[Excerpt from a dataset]
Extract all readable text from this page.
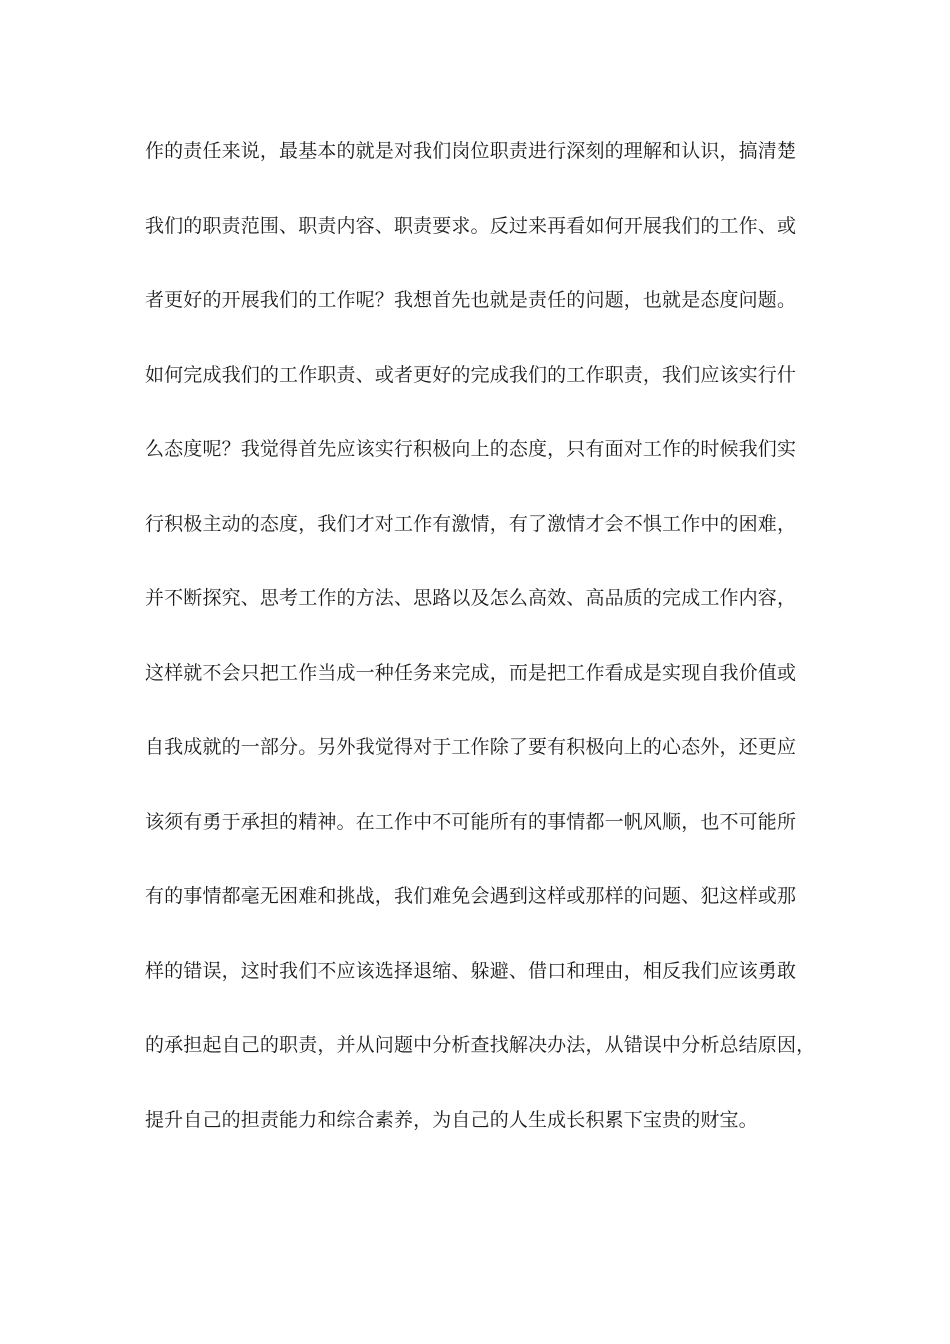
作的责任来说，最基本的就是对我们岗位职责进行深刻的理解和认识，搞清楚
我们的职责范围、职责内容、职责要求。反过来再看如何开展我们的工作、或
者更好的开展我们的工作呢？我想首先也就是责任的问题，也就是态度问题。
如何完成我们的工作职责、或者更好的完成我们的工作职责，我们应该实行什
么态度呢？我觉得首先应该实行积极向上的态度，只有面对工作的时候我们实
行积极主动的态度，我们才对工作有激情，有了激情才会不惧工作中的困难，
并不断探究、思考工作的方法、思路以及怎么高效、高品质的完成工作内容，
这样就不会只把工作当成一种任务来完成，而是把工作看成是实现自我价值或
自我成就的一部分。另外我觉得对于工作除了要有积极向上的心态外，还更应
该须有勇于承担的精神。在工作中不可能所有的事情都一帆风顺，也不可能所
有的事情都毫无困难和挑战，我们难免会遇到这样或那样的问题、犯这样或那
样的错误，这时我们不应该选择退缩、躲避、借口和理由，相反我们应该勇敢
的承担起自己的职责，并从问题中分析查找解决办法，从错误中分析总结原因，
提升自己的担责能力和综合素养，为自己的人生成长积累下宝贵的财宝。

Task to carry out:
Copy out every line of the material above exactly, skipping the pictures.

Expected answer:
Extract all readable text from this page.
作的责任来说，最基本的就是对我们岗位职责进行深刻的理解和认识，搞清楚
我们的职责范围、职责内容、职责要求。反过来再看如何开展我们的工作、或
者更好的开展我们的工作呢？我想首先也就是责任的问题，也就是态度问题。
如何完成我们的工作职责、或者更好的完成我们的工作职责，我们应该实行什
么态度呢？我觉得首先应该实行积极向上的态度，只有面对工作的时候我们实
行积极主动的态度，我们才对工作有激情，有了激情才会不惧工作中的困难，
并不断探究、思考工作的方法、思路以及怎么高效、高品质的完成工作内容，
这样就不会只把工作当成一种任务来完成，而是把工作看成是实现自我价值或
自我成就的一部分。另外我觉得对于工作除了要有积极向上的心态外，还更应
该须有勇于承担的精神。在工作中不可能所有的事情都一帆风顺，也不可能所
有的事情都毫无困难和挑战，我们难免会遇到这样或那样的问题、犯这样或那
样的错误，这时我们不应该选择退缩、躲避、借口和理由，相反我们应该勇敢
的承担起自己的职责，并从问题中分析查找解决办法，从错误中分析总结原因，
提升自己的担责能力和综合素养，为自己的人生成长积累下宝贵的财宝。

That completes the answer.